* [Problem]: Copy the data that follows exactly. Include no pictures.

START Provided information

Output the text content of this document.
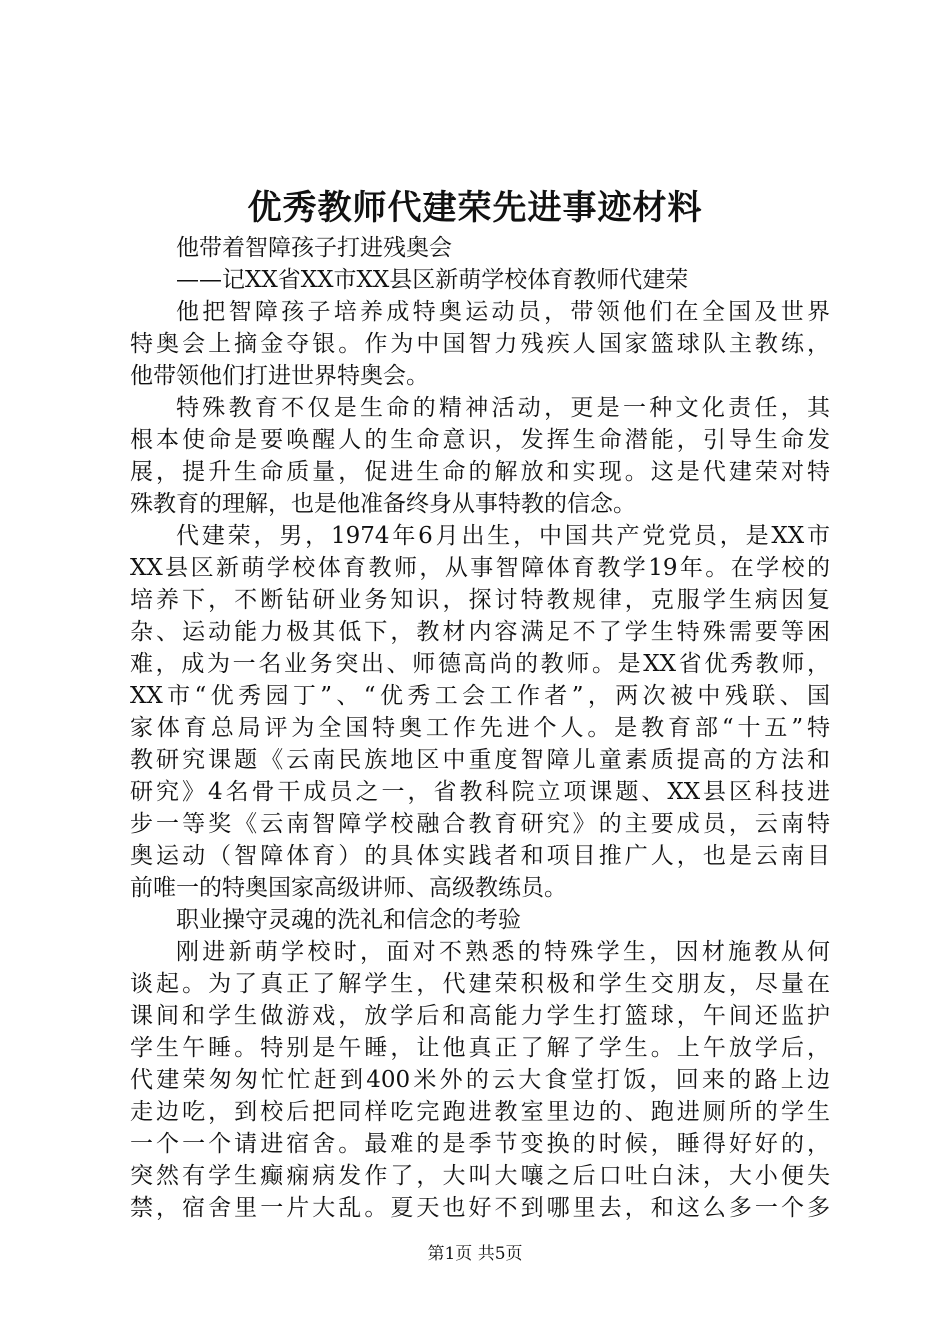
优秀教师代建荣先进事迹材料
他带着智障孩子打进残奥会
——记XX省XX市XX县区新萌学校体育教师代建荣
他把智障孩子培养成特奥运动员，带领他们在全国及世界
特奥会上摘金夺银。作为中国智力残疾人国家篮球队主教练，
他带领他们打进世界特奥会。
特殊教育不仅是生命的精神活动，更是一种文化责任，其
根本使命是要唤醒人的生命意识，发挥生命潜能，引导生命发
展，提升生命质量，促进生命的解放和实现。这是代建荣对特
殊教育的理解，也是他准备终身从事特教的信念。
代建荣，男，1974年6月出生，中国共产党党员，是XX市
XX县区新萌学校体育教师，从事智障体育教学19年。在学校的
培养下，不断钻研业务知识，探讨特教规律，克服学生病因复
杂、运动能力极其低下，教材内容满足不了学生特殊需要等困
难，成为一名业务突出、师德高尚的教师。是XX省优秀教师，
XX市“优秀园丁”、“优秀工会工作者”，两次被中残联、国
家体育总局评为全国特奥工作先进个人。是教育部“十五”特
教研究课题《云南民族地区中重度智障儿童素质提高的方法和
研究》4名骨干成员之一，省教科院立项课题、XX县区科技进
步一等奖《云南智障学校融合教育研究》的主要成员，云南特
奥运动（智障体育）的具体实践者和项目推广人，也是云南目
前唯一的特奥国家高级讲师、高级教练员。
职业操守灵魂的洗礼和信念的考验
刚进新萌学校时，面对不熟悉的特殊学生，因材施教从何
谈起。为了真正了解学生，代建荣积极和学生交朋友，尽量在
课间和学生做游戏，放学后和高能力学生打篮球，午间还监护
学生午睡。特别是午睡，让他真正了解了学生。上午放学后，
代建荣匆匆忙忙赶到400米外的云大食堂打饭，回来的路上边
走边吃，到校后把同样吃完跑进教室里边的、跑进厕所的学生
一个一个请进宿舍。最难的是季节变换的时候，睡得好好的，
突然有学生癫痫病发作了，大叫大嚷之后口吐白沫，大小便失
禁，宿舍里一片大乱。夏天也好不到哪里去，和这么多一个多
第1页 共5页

END Provided information

* [Reply to the exercise]:
Output the text content of this document.
优秀教师代建荣先进事迹材料
他带着智障孩子打进残奥会
——记XX省XX市XX县区新萌学校体育教师代建荣
他把智障孩子培养成特奥运动员，带领他们在全国及世界
特奥会上摘金夺银。作为中国智力残疾人国家篮球队主教练，
他带领他们打进世界特奥会。
特殊教育不仅是生命的精神活动，更是一种文化责任，其
根本使命是要唤醒人的生命意识，发挥生命潜能，引导生命发
展，提升生命质量，促进生命的解放和实现。这是代建荣对特
殊教育的理解，也是他准备终身从事特教的信念。
代建荣，男，1974年6月出生，中国共产党党员，是XX市
XX县区新萌学校体育教师，从事智障体育教学19年。在学校的
培养下，不断钻研业务知识，探讨特教规律，克服学生病因复
杂、运动能力极其低下，教材内容满足不了学生特殊需要等困
难，成为一名业务突出、师德高尚的教师。是XX省优秀教师，
XX市“优秀园丁”、“优秀工会工作者”，两次被中残联、国
家体育总局评为全国特奥工作先进个人。是教育部“十五”特
教研究课题《云南民族地区中重度智障儿童素质提高的方法和
研究》4名骨干成员之一，省教科院立项课题、XX县区科技进
步一等奖《云南智障学校融合教育研究》的主要成员，云南特
奥运动（智障体育）的具体实践者和项目推广人，也是云南目
前唯一的特奥国家高级讲师、高级教练员。
职业操守灵魂的洗礼和信念的考验
刚进新萌学校时，面对不熟悉的特殊学生，因材施教从何
谈起。为了真正了解学生，代建荣积极和学生交朋友，尽量在
课间和学生做游戏，放学后和高能力学生打篮球，午间还监护
学生午睡。特别是午睡，让他真正了解了学生。上午放学后，
代建荣匆匆忙忙赶到400米外的云大食堂打饭，回来的路上边
走边吃，到校后把同样吃完跑进教室里边的、跑进厕所的学生
一个一个请进宿舍。最难的是季节变换的时候，睡得好好的，
突然有学生癫痫病发作了，大叫大嚷之后口吐白沫，大小便失
禁，宿舍里一片大乱。夏天也好不到哪里去，和这么多一个多
第1页 共5页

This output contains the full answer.